[BEGIN]
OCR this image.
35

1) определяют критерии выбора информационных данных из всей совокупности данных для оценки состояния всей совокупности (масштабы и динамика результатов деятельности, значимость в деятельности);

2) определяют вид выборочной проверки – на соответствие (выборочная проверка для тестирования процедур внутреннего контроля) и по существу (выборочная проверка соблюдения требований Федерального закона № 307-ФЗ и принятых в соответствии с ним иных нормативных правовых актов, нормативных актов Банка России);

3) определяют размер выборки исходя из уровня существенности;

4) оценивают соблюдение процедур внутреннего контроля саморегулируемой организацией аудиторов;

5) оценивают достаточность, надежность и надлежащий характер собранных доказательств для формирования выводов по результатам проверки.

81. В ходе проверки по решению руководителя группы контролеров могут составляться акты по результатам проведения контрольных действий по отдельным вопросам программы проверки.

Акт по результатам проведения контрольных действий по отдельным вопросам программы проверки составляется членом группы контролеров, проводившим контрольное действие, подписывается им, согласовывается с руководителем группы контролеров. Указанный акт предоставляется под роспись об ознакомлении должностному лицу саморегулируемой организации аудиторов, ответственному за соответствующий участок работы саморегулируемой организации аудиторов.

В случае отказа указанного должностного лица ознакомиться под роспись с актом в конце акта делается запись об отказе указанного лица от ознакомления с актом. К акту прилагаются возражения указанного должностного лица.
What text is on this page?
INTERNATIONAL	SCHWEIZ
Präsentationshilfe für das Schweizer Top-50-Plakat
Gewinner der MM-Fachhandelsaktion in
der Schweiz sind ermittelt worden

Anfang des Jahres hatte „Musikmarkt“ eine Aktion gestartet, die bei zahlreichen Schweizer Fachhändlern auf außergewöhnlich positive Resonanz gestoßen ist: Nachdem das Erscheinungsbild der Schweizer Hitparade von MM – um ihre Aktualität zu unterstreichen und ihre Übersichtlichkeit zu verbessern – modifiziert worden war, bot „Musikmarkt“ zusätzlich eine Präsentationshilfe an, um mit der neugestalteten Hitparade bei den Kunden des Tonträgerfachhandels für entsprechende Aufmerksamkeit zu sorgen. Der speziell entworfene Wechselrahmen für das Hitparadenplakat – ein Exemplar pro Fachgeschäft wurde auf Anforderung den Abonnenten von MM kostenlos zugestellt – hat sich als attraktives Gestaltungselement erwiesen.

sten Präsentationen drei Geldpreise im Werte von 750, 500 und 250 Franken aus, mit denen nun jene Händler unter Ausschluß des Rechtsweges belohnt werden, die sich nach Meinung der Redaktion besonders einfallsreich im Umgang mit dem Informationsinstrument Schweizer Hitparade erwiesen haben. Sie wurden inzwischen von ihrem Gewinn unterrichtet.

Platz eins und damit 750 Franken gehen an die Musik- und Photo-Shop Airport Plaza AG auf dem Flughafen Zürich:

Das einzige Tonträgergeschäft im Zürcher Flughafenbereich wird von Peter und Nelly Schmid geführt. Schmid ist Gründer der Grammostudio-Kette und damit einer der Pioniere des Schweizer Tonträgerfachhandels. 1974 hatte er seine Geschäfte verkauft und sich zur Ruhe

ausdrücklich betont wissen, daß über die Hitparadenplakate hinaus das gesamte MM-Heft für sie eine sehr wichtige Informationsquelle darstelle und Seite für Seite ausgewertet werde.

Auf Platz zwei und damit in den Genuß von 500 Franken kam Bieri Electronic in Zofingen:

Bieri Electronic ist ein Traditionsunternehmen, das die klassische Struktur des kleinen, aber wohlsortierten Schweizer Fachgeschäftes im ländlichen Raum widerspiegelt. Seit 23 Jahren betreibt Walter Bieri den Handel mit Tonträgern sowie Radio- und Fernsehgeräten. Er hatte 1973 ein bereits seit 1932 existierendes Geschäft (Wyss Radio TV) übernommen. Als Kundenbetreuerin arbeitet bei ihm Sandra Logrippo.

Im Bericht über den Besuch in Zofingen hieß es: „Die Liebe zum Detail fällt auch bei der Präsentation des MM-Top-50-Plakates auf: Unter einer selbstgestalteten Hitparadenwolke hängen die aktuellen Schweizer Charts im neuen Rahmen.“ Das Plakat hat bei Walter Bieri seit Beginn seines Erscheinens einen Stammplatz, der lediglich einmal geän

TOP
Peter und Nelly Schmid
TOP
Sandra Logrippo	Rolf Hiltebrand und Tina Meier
[END]
**REQUIREMENT:** Search the entries for "проведения" and copy out each line that has it.

**RESULT OF THIS TASK:**
81. В ходе проверки по решению руководителя группы контролеров могут составляться акты по результатам проведения контрольных действий по отдельным вопросам программы проверки.
Акт по результатам проведения контрольных действий по отдельным вопросам программы проверки составляется членом группы контролеров, проводившим контрольное действие, подписывается им, согласовывается с руководителем группы контролеров. Указанный акт предоставляется под роспись об ознакомлении должностному лицу саморегулируемой организации аудиторов, ответственному за соответствующий участок работы саморегулируемой организации аудиторов.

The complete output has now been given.